Find the word "October" in the data. Return every line where it appears.

(Extracted data entries)
## begin

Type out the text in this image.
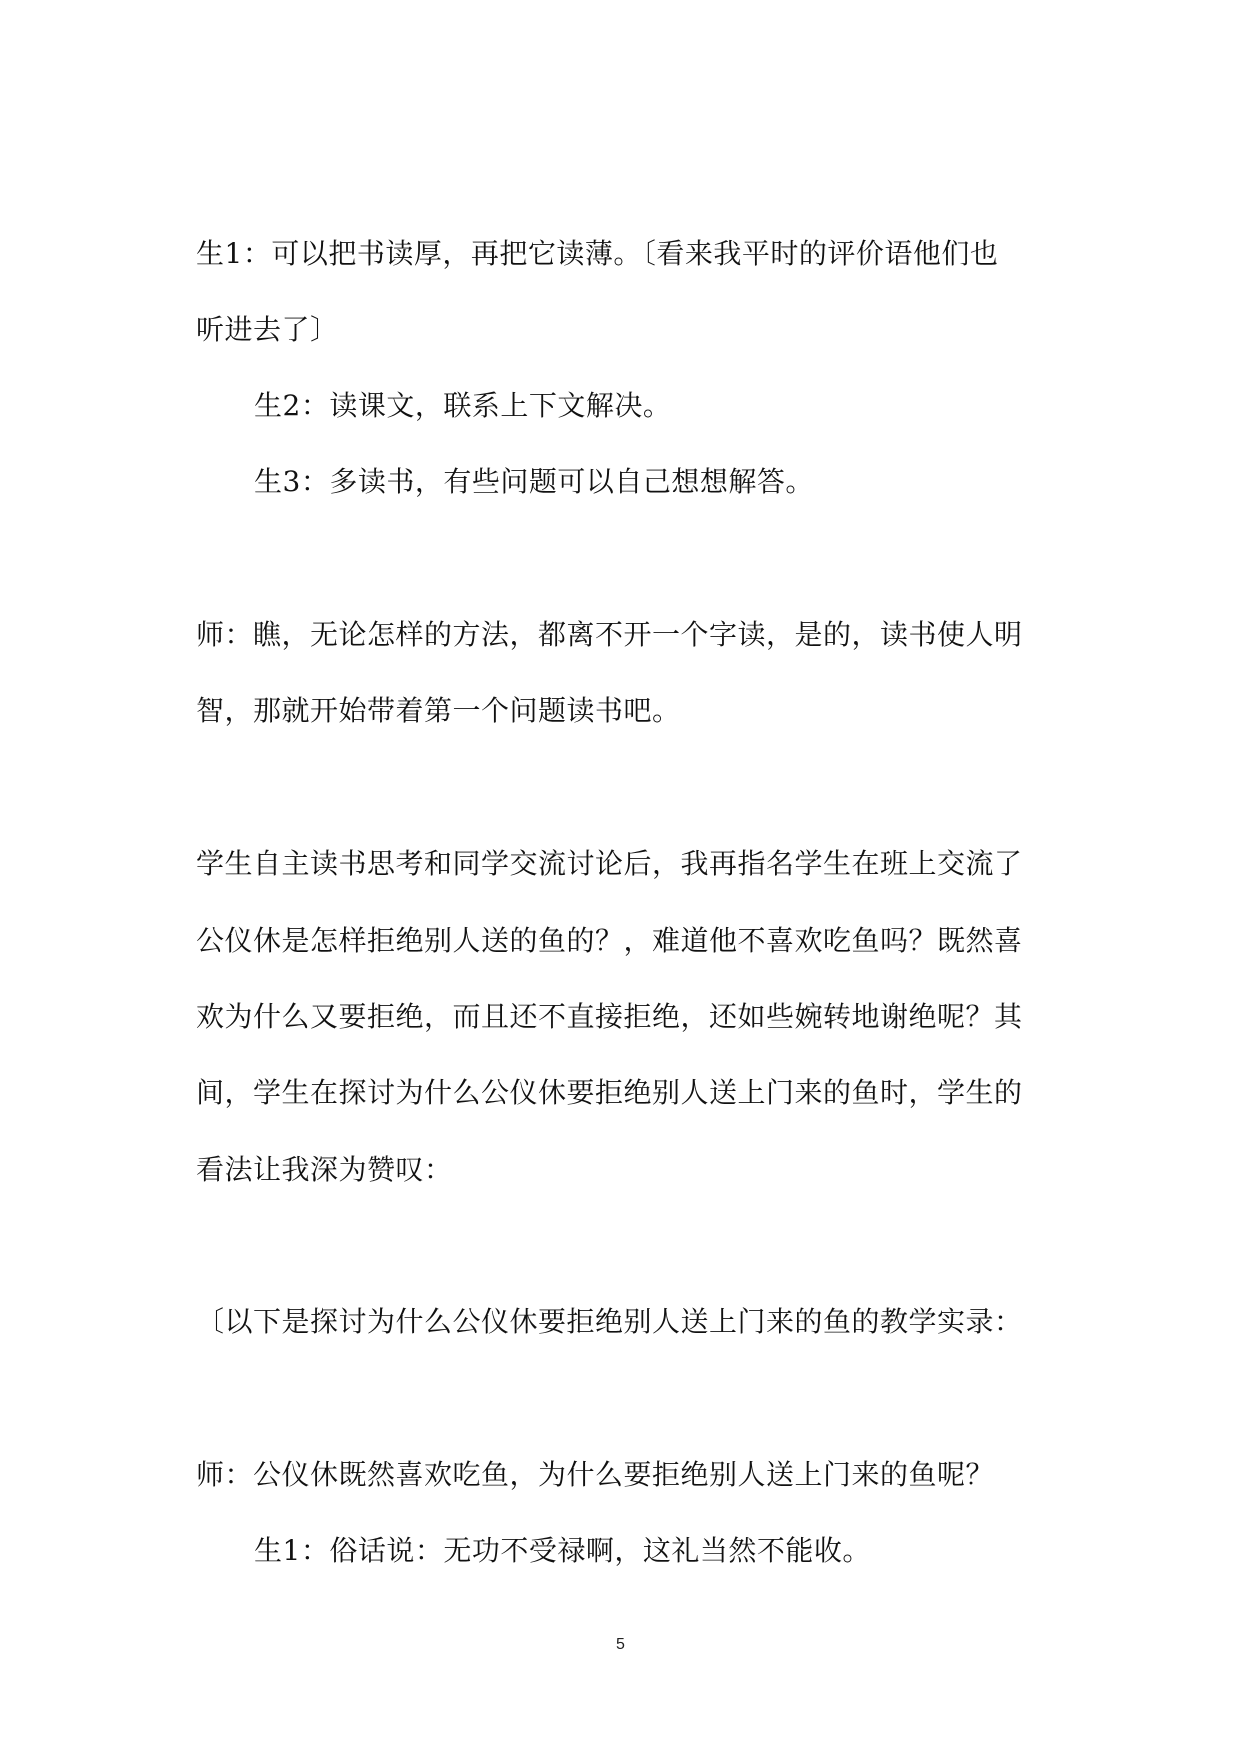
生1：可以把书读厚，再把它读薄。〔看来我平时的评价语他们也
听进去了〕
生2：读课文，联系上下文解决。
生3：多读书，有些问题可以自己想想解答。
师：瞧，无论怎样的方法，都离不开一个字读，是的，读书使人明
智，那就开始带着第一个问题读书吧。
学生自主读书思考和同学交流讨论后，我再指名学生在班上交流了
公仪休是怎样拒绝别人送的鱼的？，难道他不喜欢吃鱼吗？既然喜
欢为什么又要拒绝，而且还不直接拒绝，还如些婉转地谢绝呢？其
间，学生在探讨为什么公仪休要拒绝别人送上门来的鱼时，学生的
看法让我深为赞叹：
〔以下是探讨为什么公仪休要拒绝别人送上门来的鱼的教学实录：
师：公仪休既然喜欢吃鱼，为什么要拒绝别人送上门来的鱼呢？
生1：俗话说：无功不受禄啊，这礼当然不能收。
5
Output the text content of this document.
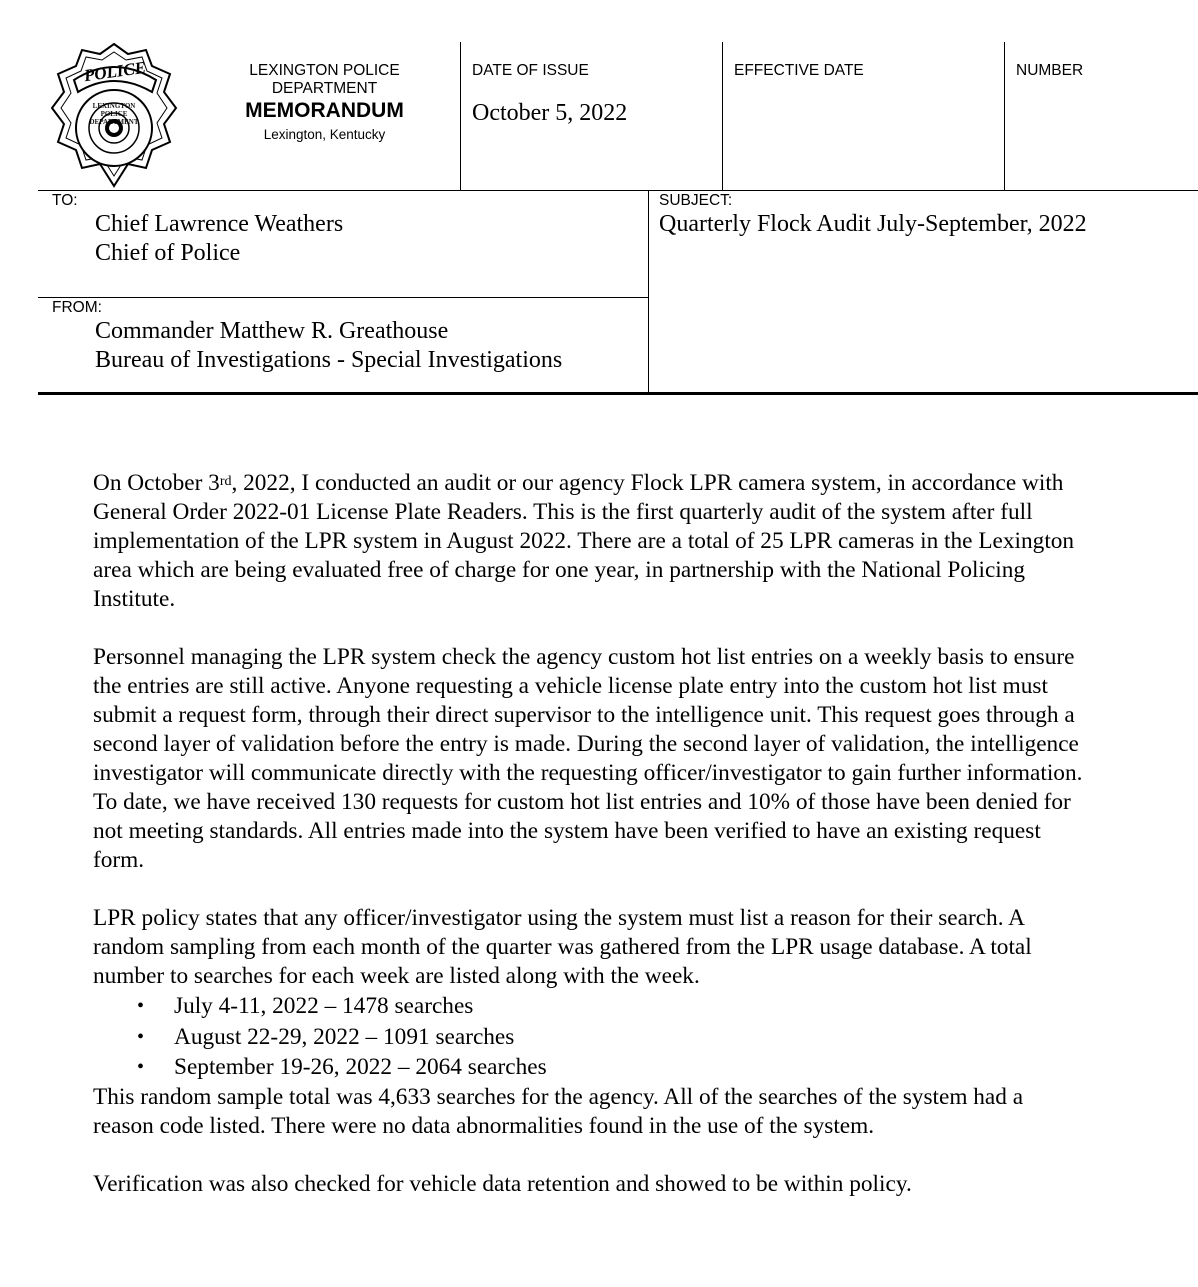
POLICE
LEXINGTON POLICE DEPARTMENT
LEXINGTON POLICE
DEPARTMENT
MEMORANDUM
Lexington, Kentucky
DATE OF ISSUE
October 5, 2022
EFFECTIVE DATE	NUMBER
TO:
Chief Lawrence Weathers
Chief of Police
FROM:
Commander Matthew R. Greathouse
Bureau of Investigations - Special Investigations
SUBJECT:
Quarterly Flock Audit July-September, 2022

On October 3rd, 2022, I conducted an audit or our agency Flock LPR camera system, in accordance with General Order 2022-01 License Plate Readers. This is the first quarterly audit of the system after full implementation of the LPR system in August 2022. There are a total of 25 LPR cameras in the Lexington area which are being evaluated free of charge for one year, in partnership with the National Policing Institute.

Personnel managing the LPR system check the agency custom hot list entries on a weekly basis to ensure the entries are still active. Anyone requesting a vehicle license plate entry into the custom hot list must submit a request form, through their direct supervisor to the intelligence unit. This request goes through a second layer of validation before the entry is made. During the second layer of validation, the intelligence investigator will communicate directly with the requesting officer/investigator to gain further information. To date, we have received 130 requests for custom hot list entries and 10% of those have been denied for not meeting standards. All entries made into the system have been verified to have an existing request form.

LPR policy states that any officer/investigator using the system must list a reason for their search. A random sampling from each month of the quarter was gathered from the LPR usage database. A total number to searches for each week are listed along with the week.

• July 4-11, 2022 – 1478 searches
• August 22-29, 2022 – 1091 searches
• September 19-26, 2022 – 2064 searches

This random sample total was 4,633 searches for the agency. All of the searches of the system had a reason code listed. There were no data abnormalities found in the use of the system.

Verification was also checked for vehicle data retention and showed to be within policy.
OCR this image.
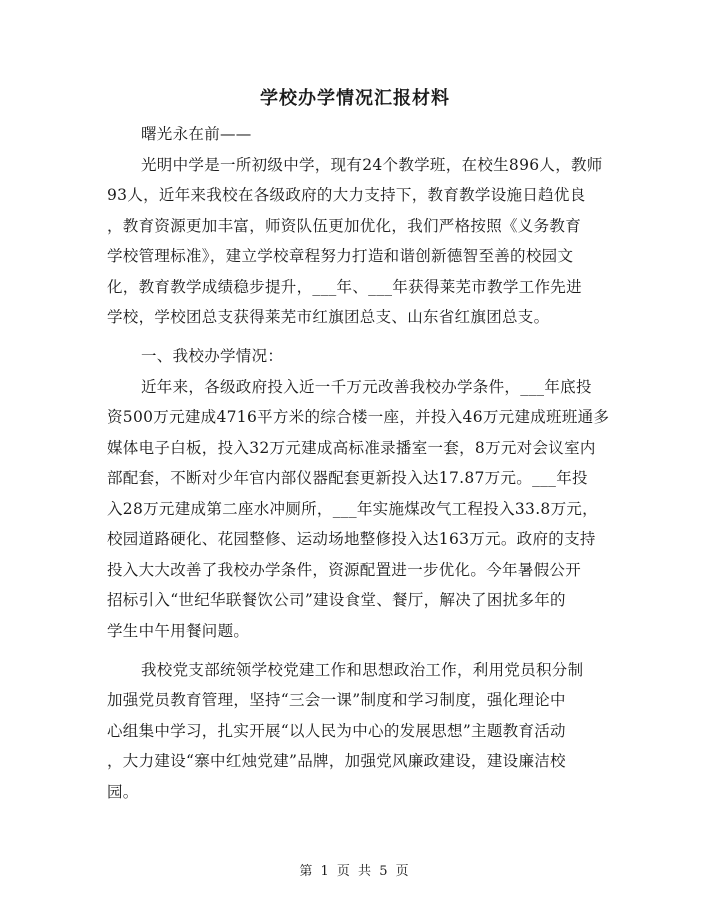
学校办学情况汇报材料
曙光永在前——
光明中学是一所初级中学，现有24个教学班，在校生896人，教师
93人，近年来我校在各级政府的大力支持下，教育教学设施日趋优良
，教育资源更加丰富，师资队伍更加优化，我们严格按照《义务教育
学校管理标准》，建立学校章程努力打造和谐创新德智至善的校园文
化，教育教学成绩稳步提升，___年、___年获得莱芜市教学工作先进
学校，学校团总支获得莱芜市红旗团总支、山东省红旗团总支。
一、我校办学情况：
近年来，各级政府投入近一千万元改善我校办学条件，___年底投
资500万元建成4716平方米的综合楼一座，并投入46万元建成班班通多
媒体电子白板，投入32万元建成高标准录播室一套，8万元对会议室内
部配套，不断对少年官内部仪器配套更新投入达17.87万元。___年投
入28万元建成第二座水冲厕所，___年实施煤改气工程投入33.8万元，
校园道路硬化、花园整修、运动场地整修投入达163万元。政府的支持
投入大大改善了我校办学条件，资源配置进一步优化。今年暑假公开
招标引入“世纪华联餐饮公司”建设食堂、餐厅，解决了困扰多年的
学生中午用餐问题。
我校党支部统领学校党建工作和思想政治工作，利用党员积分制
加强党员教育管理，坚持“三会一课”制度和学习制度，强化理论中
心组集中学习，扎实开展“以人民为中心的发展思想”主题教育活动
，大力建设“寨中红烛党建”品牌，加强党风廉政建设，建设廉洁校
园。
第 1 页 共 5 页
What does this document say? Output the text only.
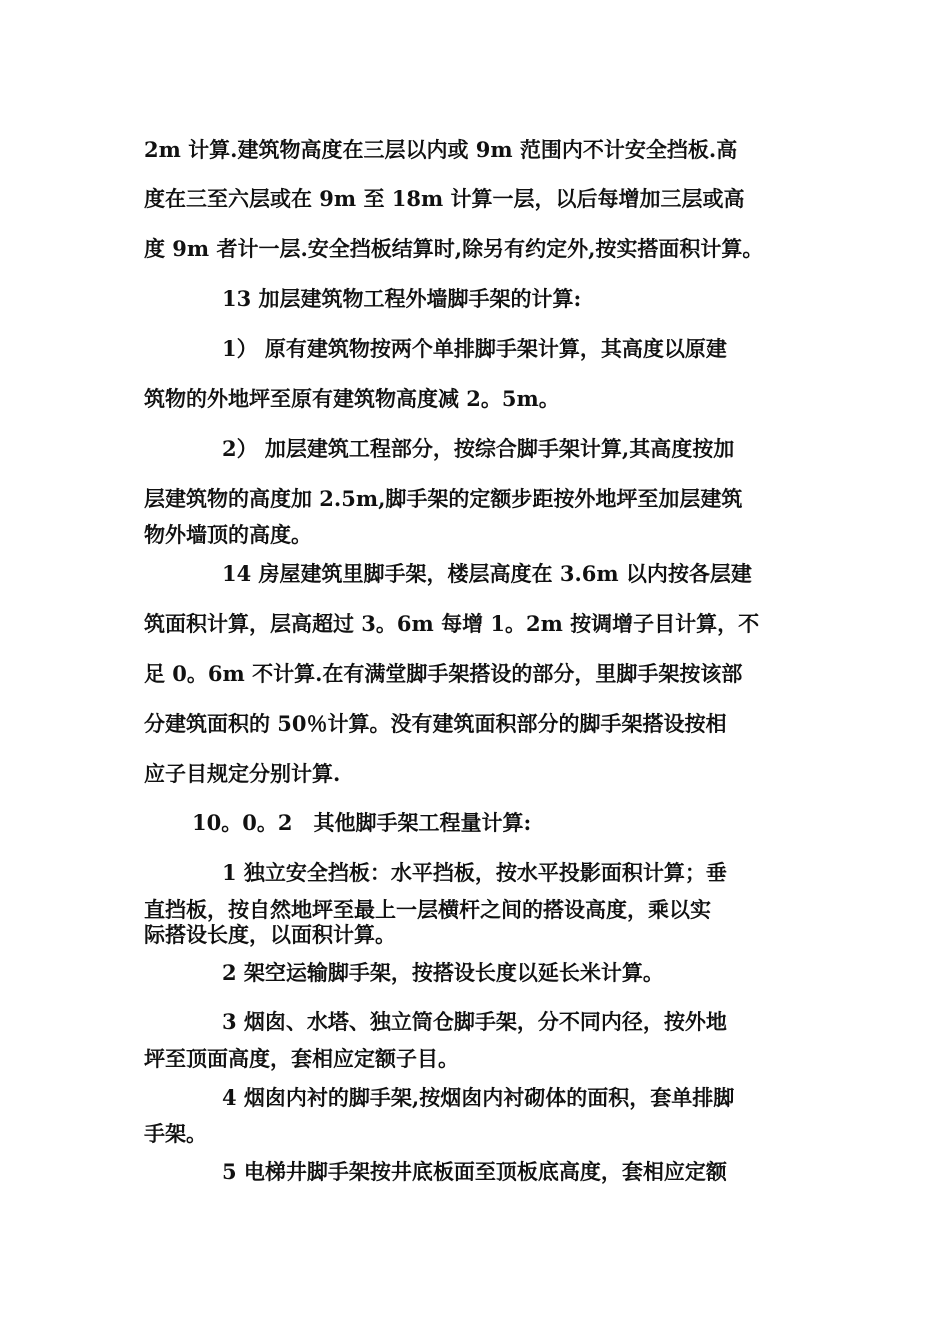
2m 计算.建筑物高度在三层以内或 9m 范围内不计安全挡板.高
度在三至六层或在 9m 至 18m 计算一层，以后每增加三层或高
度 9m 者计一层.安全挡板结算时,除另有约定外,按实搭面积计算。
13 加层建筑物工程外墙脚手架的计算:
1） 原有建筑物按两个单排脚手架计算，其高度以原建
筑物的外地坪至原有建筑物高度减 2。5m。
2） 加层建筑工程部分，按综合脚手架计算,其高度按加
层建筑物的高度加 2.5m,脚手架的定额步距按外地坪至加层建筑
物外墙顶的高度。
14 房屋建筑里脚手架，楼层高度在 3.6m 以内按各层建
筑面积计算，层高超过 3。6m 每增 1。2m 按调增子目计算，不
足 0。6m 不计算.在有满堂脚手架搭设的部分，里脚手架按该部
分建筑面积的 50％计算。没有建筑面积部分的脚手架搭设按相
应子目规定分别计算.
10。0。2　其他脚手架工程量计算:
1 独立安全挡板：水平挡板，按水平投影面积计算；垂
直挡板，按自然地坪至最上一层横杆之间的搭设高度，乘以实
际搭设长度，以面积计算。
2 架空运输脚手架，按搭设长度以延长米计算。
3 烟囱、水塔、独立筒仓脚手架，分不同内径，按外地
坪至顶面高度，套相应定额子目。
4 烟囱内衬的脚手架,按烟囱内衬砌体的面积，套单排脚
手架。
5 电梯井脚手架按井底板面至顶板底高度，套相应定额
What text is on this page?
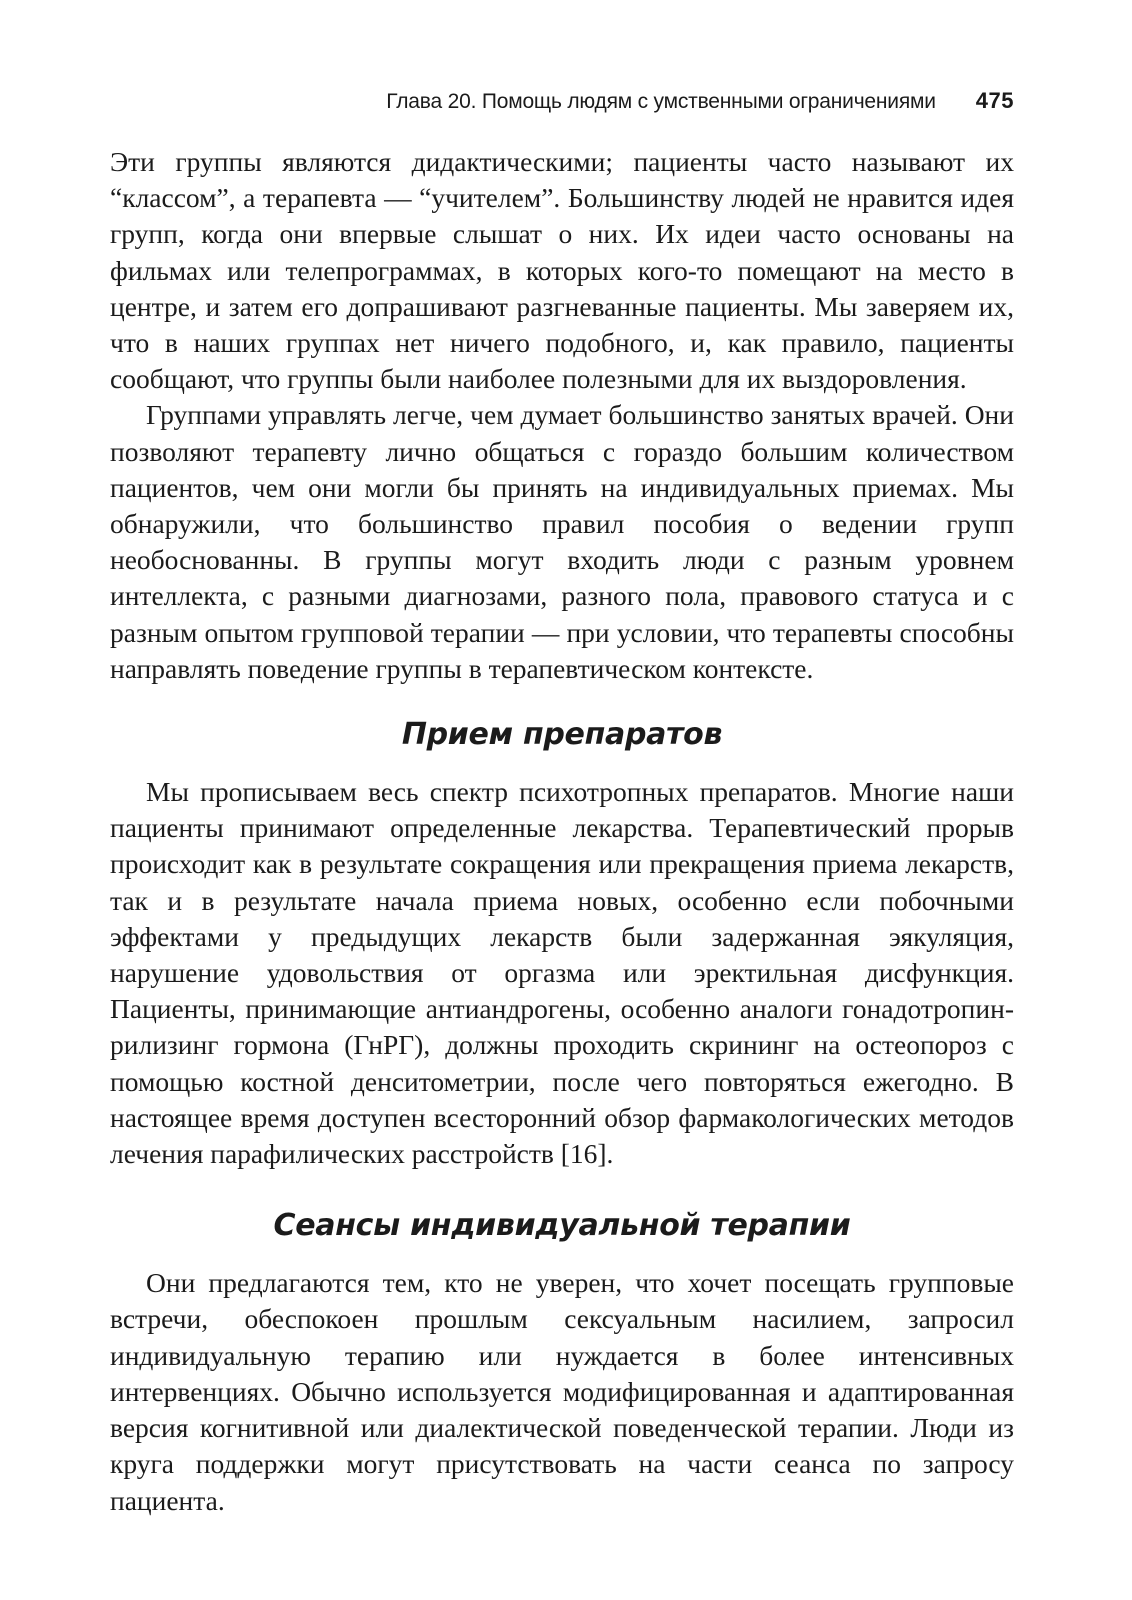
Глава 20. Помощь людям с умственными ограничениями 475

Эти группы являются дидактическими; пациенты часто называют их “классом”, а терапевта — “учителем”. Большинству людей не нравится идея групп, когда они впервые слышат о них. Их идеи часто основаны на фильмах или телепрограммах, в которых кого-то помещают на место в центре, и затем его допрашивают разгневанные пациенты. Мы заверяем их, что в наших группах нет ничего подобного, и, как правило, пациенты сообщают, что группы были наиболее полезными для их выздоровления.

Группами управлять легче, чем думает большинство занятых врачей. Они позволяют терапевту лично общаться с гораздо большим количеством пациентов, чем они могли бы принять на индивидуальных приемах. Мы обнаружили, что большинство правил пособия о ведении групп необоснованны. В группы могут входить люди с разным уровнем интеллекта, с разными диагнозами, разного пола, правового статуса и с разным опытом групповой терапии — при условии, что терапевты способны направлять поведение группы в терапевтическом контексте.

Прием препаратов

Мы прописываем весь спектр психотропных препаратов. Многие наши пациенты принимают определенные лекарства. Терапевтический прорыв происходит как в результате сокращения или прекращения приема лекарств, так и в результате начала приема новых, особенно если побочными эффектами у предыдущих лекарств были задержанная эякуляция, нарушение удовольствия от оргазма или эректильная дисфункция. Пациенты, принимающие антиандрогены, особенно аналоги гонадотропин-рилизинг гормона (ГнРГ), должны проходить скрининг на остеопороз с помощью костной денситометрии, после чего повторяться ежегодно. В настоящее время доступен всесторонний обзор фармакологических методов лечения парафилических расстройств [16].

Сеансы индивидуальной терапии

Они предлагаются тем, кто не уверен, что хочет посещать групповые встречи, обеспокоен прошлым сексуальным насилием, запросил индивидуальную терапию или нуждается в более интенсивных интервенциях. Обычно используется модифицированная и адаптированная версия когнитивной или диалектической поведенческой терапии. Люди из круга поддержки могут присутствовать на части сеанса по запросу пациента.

## end

Answer in full >>
October 5, 2022
On October 3rd, 2022, I conducted an audit or our agency Flock LPR camera system, in accordance with General Order 2022-01 License Plate Readers. This is the first quarterly audit of the system after full implementation of the LPR system in August 2022. There are a total of 25 LPR cameras in the Lexington area which are being evaluated free of charge for one year, in partnership with the National Policing Institute.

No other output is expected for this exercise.